Request:
Each entry below should be echoed exactly, with pictures omitted.

Entries shown:
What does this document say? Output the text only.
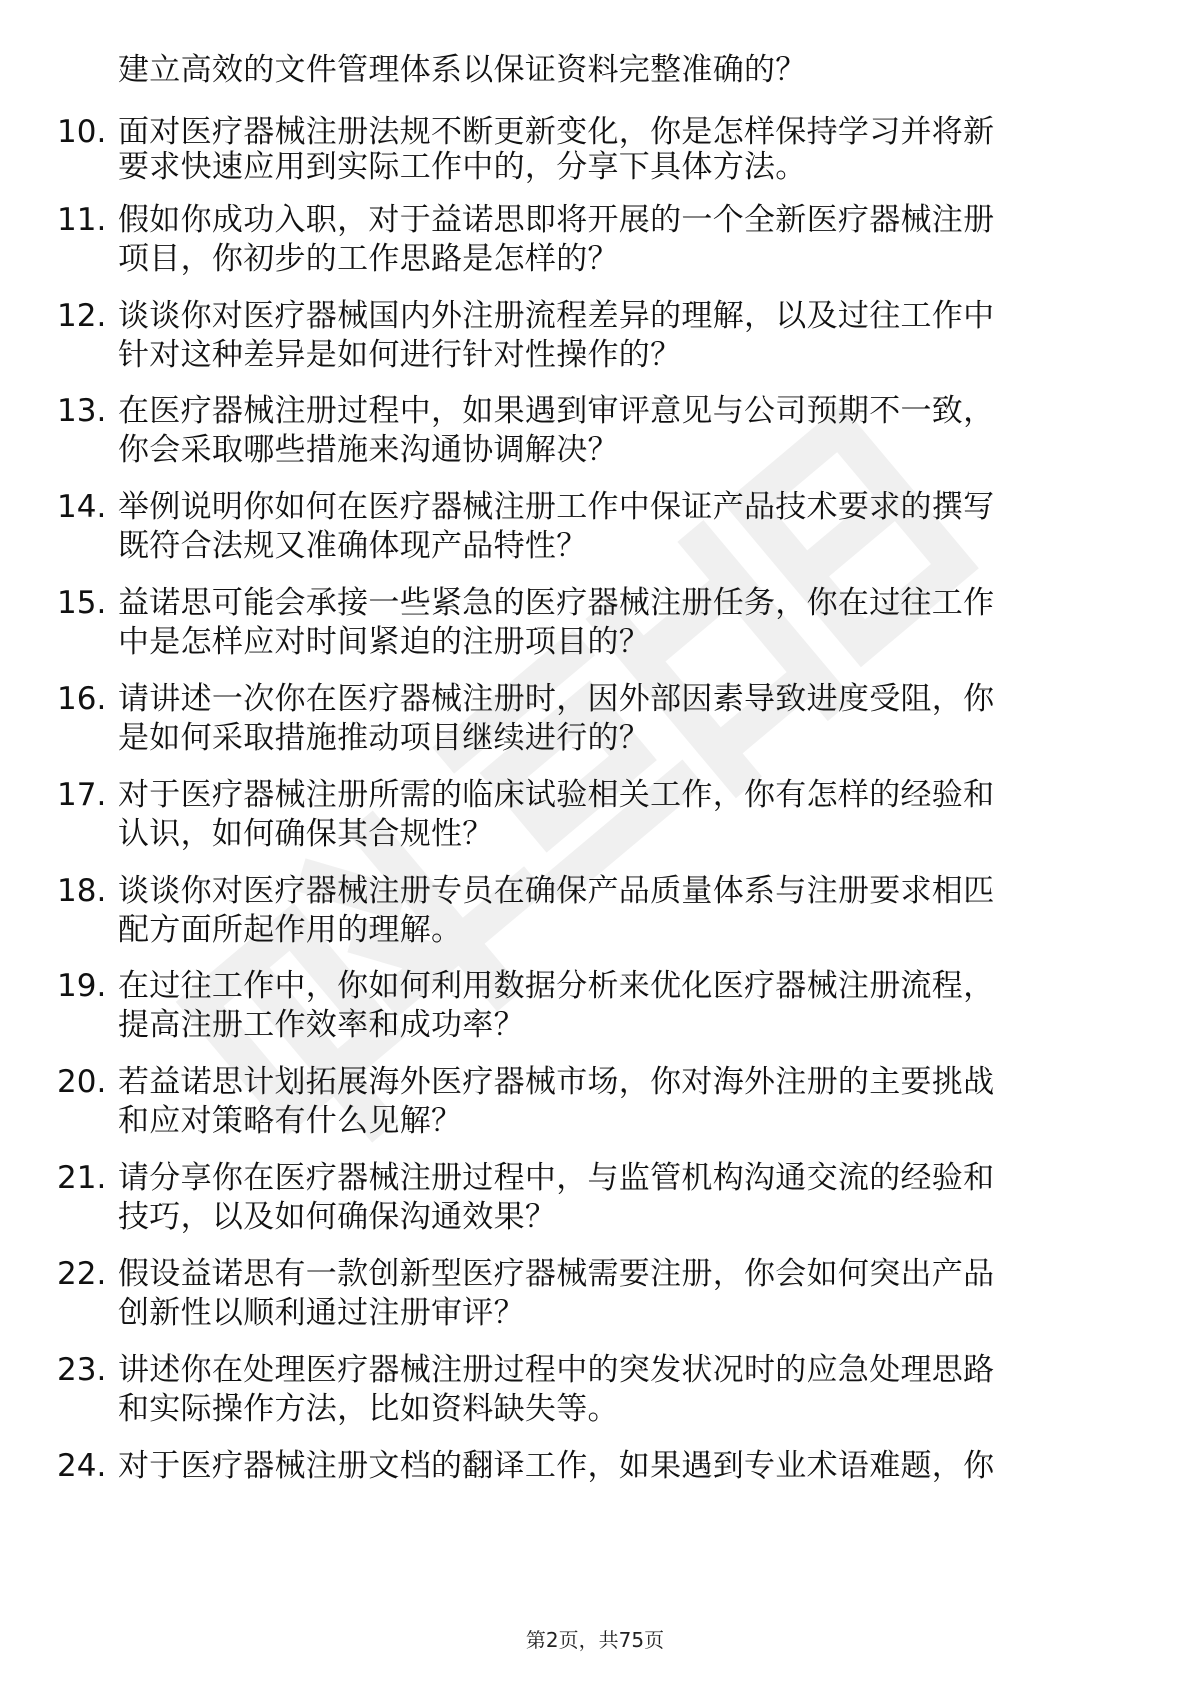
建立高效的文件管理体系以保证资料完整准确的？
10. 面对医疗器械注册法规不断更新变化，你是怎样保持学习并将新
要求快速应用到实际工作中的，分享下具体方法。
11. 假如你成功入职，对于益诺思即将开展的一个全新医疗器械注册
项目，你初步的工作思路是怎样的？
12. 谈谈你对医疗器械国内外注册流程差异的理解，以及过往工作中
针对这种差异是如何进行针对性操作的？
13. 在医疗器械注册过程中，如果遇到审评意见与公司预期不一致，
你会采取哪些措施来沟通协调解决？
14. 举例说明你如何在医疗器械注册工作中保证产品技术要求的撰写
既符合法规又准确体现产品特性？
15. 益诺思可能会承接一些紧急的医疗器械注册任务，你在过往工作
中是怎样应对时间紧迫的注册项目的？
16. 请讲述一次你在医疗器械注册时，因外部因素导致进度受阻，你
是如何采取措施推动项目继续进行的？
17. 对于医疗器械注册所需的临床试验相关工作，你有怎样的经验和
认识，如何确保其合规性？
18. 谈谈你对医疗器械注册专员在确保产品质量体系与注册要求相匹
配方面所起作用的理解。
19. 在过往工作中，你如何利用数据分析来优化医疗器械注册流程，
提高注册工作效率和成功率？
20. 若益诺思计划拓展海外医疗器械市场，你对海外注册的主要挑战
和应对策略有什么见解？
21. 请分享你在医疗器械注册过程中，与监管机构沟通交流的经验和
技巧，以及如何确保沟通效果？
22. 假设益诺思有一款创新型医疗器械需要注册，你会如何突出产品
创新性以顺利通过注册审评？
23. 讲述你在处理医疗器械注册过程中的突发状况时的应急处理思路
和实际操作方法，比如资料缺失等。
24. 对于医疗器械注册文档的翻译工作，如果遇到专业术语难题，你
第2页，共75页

Result for this exercise:
What does this document say? Output the text only.
建立高效的文件管理体系以保证资料完整准确的？
10. 面对医疗器械注册法规不断更新变化，你是怎样保持学习并将新
要求快速应用到实际工作中的，分享下具体方法。
11. 假如你成功入职，对于益诺思即将开展的一个全新医疗器械注册
项目，你初步的工作思路是怎样的？
12. 谈谈你对医疗器械国内外注册流程差异的理解，以及过往工作中
针对这种差异是如何进行针对性操作的？
13. 在医疗器械注册过程中，如果遇到审评意见与公司预期不一致，
你会采取哪些措施来沟通协调解决？
14. 举例说明你如何在医疗器械注册工作中保证产品技术要求的撰写
既符合法规又准确体现产品特性？
15. 益诺思可能会承接一些紧急的医疗器械注册任务，你在过往工作
中是怎样应对时间紧迫的注册项目的？
16. 请讲述一次你在医疗器械注册时，因外部因素导致进度受阻，你
是如何采取措施推动项目继续进行的？
17. 对于医疗器械注册所需的临床试验相关工作，你有怎样的经验和
认识，如何确保其合规性？
18. 谈谈你对医疗器械注册专员在确保产品质量体系与注册要求相匹
配方面所起作用的理解。
19. 在过往工作中，你如何利用数据分析来优化医疗器械注册流程，
提高注册工作效率和成功率？
20. 若益诺思计划拓展海外医疗器械市场，你对海外注册的主要挑战
和应对策略有什么见解？
21. 请分享你在医疗器械注册过程中，与监管机构沟通交流的经验和
技巧，以及如何确保沟通效果？
22. 假设益诺思有一款创新型医疗器械需要注册，你会如何突出产品
创新性以顺利通过注册审评？
23. 讲述你在处理医疗器械注册过程中的突发状况时的应急处理思路
和实际操作方法，比如资料缺失等。
24. 对于医疗器械注册文档的翻译工作，如果遇到专业术语难题，你
第2页，共75页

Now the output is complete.